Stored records
######

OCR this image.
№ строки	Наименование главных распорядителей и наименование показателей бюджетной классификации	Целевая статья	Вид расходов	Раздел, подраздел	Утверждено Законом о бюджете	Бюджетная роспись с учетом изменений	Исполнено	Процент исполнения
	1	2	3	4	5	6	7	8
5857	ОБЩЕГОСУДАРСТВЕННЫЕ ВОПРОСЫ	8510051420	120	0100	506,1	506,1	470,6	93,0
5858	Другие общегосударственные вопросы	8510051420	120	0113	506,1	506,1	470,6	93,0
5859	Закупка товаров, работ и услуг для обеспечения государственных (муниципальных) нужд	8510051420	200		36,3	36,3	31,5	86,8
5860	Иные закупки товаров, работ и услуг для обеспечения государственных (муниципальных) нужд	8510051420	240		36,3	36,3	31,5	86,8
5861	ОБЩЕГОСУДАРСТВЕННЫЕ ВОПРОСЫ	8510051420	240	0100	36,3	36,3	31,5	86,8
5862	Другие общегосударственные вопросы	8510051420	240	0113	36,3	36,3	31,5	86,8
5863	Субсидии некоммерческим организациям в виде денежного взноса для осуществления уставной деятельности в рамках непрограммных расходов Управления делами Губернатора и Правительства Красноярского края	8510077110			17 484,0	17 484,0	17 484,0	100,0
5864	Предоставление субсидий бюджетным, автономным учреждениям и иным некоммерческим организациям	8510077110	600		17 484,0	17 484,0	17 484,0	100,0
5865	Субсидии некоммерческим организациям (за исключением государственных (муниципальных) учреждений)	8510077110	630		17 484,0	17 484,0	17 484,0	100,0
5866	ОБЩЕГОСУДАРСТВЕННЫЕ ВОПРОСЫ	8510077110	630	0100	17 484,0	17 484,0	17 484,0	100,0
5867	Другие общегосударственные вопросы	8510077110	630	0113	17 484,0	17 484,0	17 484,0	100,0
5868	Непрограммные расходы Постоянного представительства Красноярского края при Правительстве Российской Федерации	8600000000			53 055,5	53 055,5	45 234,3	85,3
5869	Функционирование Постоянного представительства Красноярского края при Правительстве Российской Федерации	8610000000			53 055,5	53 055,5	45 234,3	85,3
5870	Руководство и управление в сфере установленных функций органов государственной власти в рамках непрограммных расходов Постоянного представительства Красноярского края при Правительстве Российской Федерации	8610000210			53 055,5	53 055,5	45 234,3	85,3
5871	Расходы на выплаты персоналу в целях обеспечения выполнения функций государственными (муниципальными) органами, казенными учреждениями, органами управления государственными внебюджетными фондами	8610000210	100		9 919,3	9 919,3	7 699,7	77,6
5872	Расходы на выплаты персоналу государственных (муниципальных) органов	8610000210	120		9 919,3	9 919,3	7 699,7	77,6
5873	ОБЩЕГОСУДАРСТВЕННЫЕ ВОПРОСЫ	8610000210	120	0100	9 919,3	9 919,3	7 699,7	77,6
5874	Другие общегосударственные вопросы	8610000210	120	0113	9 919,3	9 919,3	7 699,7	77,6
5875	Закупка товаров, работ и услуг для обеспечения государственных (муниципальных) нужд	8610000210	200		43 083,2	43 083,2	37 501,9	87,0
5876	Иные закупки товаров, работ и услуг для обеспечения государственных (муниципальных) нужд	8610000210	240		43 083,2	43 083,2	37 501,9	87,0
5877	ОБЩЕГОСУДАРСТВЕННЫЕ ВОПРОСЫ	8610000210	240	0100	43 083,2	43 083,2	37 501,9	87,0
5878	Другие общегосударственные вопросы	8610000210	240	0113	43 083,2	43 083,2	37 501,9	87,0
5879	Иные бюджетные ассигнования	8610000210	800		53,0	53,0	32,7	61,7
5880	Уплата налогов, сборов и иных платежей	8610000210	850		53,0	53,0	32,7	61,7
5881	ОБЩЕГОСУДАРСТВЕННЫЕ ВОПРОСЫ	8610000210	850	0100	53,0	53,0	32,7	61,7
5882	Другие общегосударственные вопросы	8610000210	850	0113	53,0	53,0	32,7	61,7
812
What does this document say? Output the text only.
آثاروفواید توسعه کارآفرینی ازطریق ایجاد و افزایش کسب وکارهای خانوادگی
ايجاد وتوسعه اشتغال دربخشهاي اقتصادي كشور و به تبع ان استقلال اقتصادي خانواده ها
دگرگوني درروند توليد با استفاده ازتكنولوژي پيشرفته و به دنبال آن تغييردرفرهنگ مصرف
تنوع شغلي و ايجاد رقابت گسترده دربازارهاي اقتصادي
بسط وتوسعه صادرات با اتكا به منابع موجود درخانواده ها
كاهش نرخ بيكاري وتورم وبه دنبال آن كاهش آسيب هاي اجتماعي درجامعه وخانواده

######

**TASK DESCRIPTION**
Return the lines above, from the one containing "What does this" to the end, exactly as they stand.

**REPLY TO THE EXERCISE**
What does this document say? Output the text only.
آثاروفواید توسعه کارآفرینی ازطریق ایجاد و افزایش کسب وکارهای خانوادگی
ايجاد وتوسعه اشتغال دربخشهاي اقتصادي كشور و به تبع ان استقلال اقتصادي خانواده ها
دگرگوني درروند توليد با استفاده ازتكنولوژي پيشرفته و به دنبال آن تغييردرفرهنگ مصرف
تنوع شغلي و ايجاد رقابت گسترده دربازارهاي اقتصادي
بسط وتوسعه صادرات با اتكا به منابع موجود درخانواده ها
كاهش نرخ بيكاري وتورم وبه دنبال آن كاهش آسيب هاي اجتماعي درجامعه وخانواده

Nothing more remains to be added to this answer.